[Stored data entries]
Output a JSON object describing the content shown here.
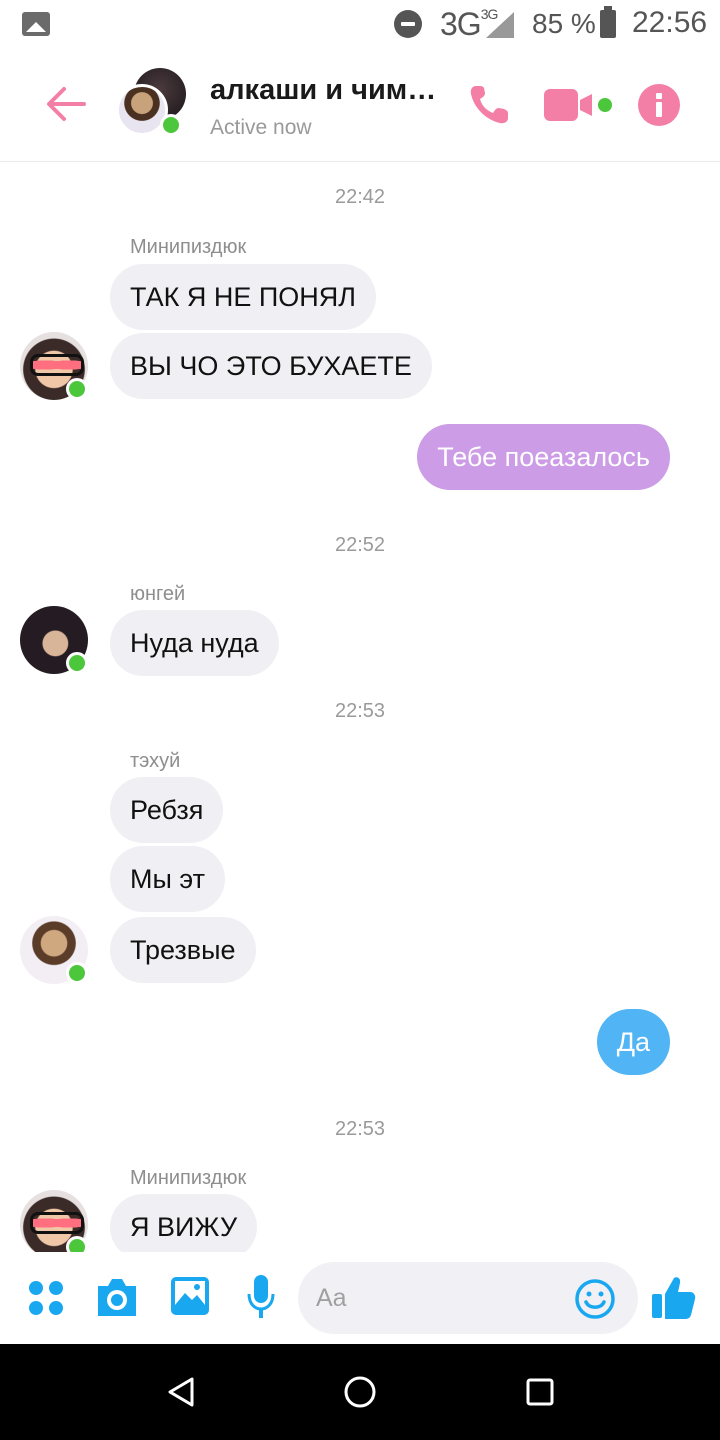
{
  "status_bar": {
    "network": "3G",
    "network_sup": "3G",
    "battery": "85 %",
    "time": "22:56"
  },
  "header": {
    "title": "алкаши и чим…",
    "status": "Active now"
  },
  "messages": {
    "ts1": "22:42",
    "sender1": "Минипиздюк",
    "m1": "ТАК Я НЕ ПОНЯЛ",
    "m2": "ВЫ ЧО ЭТО БУХАЕТЕ",
    "m3": "Тебе поеазалось",
    "ts2": "22:52",
    "sender2": "юнгей",
    "m4": "Нуда нуда",
    "ts3": "22:53",
    "sender3": "тэхуй",
    "m5": "Ребзя",
    "m6": "Мы эт",
    "m7": "Трезвые",
    "m8": "Да",
    "ts4": "22:53",
    "sender4": "Минипиздюк",
    "m9": "Я ВИЖУ"
  },
  "composer": {
    "placeholder": "Aa"
  },
  "colors": {
    "accent_pink": "#f47fa6",
    "outgoing_purple": "#cc9ce6",
    "outgoing_blue": "#50b4f5",
    "incoming_gray": "#f0eff3",
    "composer_blue": "#19a8f0",
    "online_green": "#4cc63b"
  },
  "icons": {
    "header": [
      "back-arrow-icon",
      "phone-icon",
      "video-camera-icon",
      "info-icon"
    ],
    "composer": [
      "apps-grid-icon",
      "camera-icon",
      "gallery-icon",
      "microphone-icon",
      "emoji-icon",
      "thumbs-up-icon"
    ],
    "nav": [
      "back-triangle-icon",
      "home-circle-icon",
      "recents-square-icon"
    ]
  }
}
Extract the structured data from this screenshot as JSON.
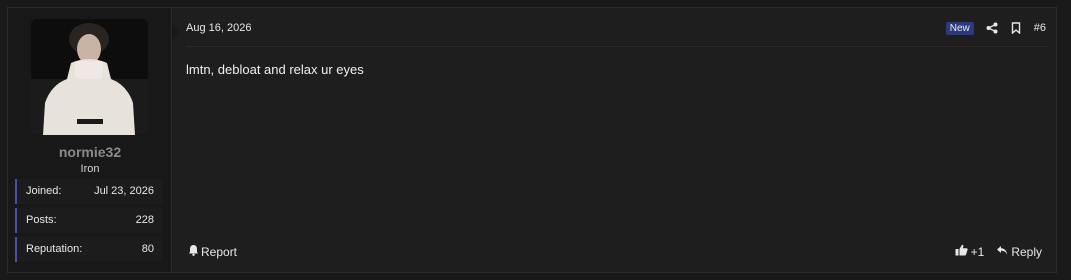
{
  "user": {
    "username": "normie32",
    "title": "Iron",
    "stats": [
      {
        "label": "Joined:",
        "value": "Jul 23, 2026"
      },
      {
        "label": "Posts:",
        "value": "228"
      },
      {
        "label": "Reputation:",
        "value": "80"
      }
    ]
  },
  "post": {
    "date": "Aug 16, 2026",
    "badge": "New",
    "number": "#6",
    "message": "lmtn, debloat and relax ur eyes"
  },
  "footer": {
    "report_label": "Report",
    "reaction_count": "+1",
    "reply_label": "Reply"
  },
  "colors": {
    "accent": "#4b4fa6",
    "badge_bg": "#2d3a7a"
  },
  "icons": [
    "share-icon",
    "bookmark-icon",
    "bell-icon",
    "thumbs-up-icon",
    "reply-icon"
  ]
}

§ **PROBLEM STATEMENT**: Copy the listing over exactly, skipping the pictures it holds.

§ **IN RESPONSE**:
Output a JSON object describing the content shown here.
{
  "status_bar": {
    "network": "3G",
    "network_sup": "3G",
    "battery": "85 %",
    "time": "22:56"
  },
  "header": {
    "title": "алкаши и чим…",
    "status": "Active now"
  },
  "messages": {
    "ts1": "22:42",
    "sender1": "Минипиздюк",
    "m1": "ТАК Я НЕ ПОНЯЛ",
    "m2": "ВЫ ЧО ЭТО БУХАЕТЕ",
    "m3": "Тебе поеазалось",
    "ts2": "22:52",
    "sender2": "юнгей",
    "m4": "Нуда нуда",
    "ts3": "22:53",
    "sender3": "тэхуй",
    "m5": "Ребзя",
    "m6": "Мы эт",
    "m7": "Трезвые",
    "m8": "Да",
    "ts4": "22:53",
    "sender4": "Минипиздюк",
    "m9": "Я ВИЖУ"
  },
  "composer": {
    "placeholder": "Aa"
  },
  "colors": {
    "accent_pink": "#f47fa6",
    "outgoing_purple": "#cc9ce6",
    "outgoing_blue": "#50b4f5",
    "incoming_gray": "#f0eff3",
    "composer_blue": "#19a8f0",
    "online_green": "#4cc63b"
  },
  "icons": {
    "header": [
      "back-arrow-icon",
      "phone-icon",
      "video-camera-icon",
      "info-icon"
    ],
    "composer": [
      "apps-grid-icon",
      "camera-icon",
      "gallery-icon",
      "microphone-icon",
      "emoji-icon",
      "thumbs-up-icon"
    ],
    "nav": [
      "back-triangle-icon",
      "home-circle-icon",
      "recents-square-icon"
    ]
  }
}
Extract the structured data from this screenshot as JSON.
{
  "user": {
    "username": "normie32",
    "title": "Iron",
    "stats": [
      {
        "label": "Joined:",
        "value": "Jul 23, 2026"
      },
      {
        "label": "Posts:",
        "value": "228"
      },
      {
        "label": "Reputation:",
        "value": "80"
      }
    ]
  },
  "post": {
    "date": "Aug 16, 2026",
    "badge": "New",
    "number": "#6",
    "message": "lmtn, debloat and relax ur eyes"
  },
  "footer": {
    "report_label": "Report",
    "reaction_count": "+1",
    "reply_label": "Reply"
  },
  "colors": {
    "accent": "#4b4fa6",
    "badge_bg": "#2d3a7a"
  },
  "icons": [
    "share-icon",
    "bookmark-icon",
    "bell-icon",
    "thumbs-up-icon",
    "reply-icon"
  ]
}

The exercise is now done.